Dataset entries
** Begin **

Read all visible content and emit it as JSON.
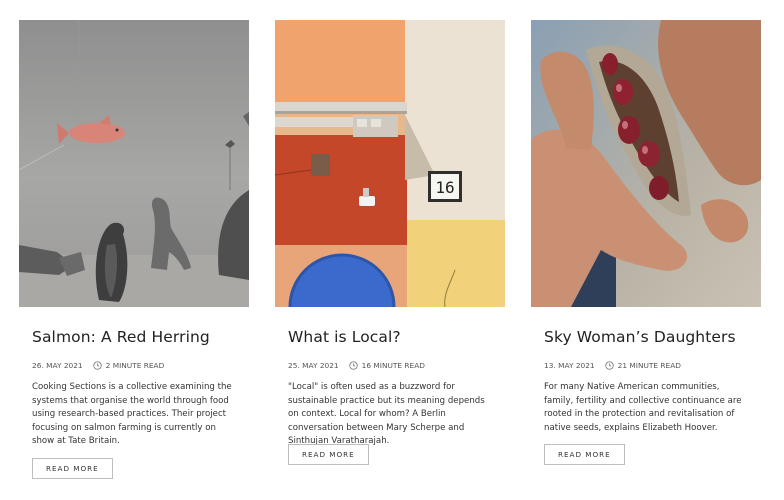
{
  "articles": [
    {
      "title": "Salmon: A Red Herring",
      "date": "26. MAY 2021",
      "read_time": "2 MINUTE READ",
      "description": "Cooking Sections is a collective examining the systems that organise the world through food using research-based practices. Their project focusing on salmon farming is currently on show at Tate Britain.",
      "button": "READ MORE"
    },
    {
      "title": "What is Local?",
      "date": "25. MAY 2021",
      "read_time": "16 MINUTE READ",
      "description": "\"Local\" is often used as a buzzword for sustainable practice but its meaning depends on context. Local for whom? A Berlin conversation between Mary Scherpe and Sinthujan Varatharajah.",
      "button": "READ MORE",
      "house_number": "16"
    },
    {
      "title": "Sky Woman’s Daughters",
      "date": "13. MAY 2021",
      "read_time": "21 MINUTE READ",
      "description": "For many Native American communities, family, fertility and collective continuance are rooted in the protection and revitalisation of native seeds, explains Elizabeth Hoover.",
      "button": "READ MORE"
    }
  ],
  "icons": {
    "read_time": "clock-icon"
  },
  "colors": {
    "text": "#222222",
    "button_border": "#bdbdbd",
    "background": "#ffffff"
  }
}
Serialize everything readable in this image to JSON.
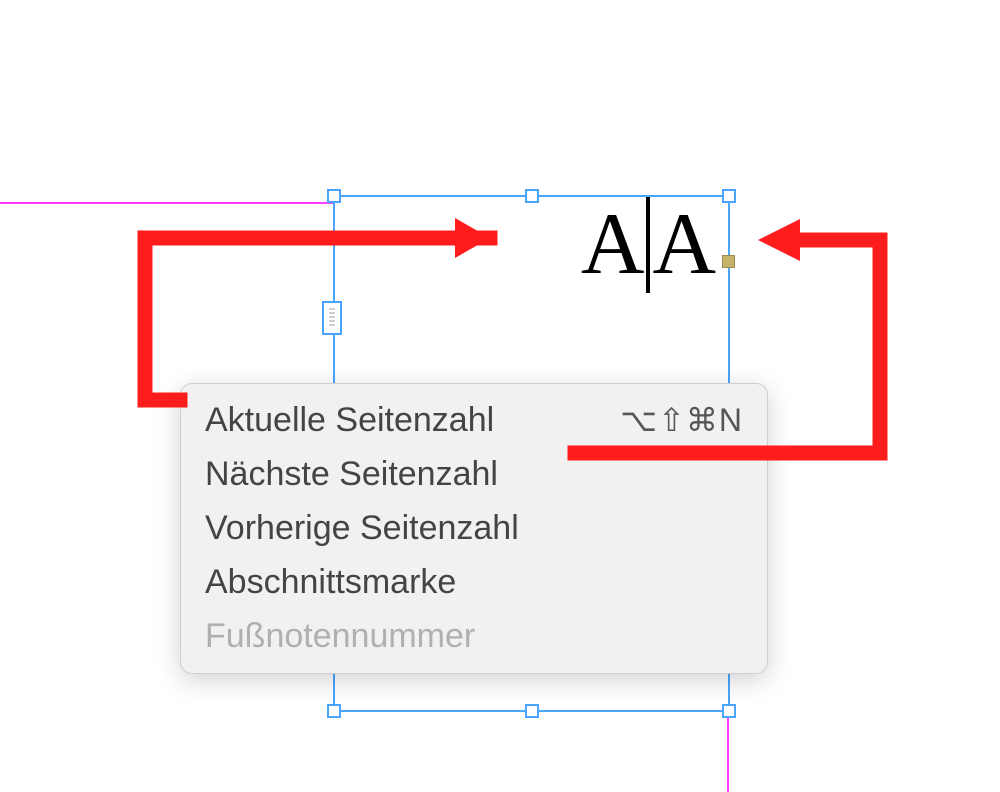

** End **

What needs to be done:
Extract the text of all the records above verbatim, excluding pictures.

Task answer:
Read all visible content and emit it as JSON.
{
  "articles": [
    {
      "title": "Salmon: A Red Herring",
      "date": "26. MAY 2021",
      "read_time": "2 MINUTE READ",
      "description": "Cooking Sections is a collective examining the systems that organise the world through food using research-based practices. Their project focusing on salmon farming is currently on show at Tate Britain.",
      "button": "READ MORE"
    },
    {
      "title": "What is Local?",
      "date": "25. MAY 2021",
      "read_time": "16 MINUTE READ",
      "description": "\"Local\" is often used as a buzzword for sustainable practice but its meaning depends on context. Local for whom? A Berlin conversation between Mary Scherpe and Sinthujan Varatharajah.",
      "button": "READ MORE",
      "house_number": "16"
    },
    {
      "title": "Sky Woman’s Daughters",
      "date": "13. MAY 2021",
      "read_time": "21 MINUTE READ",
      "description": "For many Native American communities, family, fertility and collective continuance are rooted in the protection and revitalisation of native seeds, explains Elizabeth Hoover.",
      "button": "READ MORE"
    }
  ],
  "icons": {
    "read_time": "clock-icon"
  },
  "colors": {
    "text": "#222222",
    "button_border": "#bdbdbd",
    "background": "#ffffff"
  }
}
Serialize everything readable in this image to JSON.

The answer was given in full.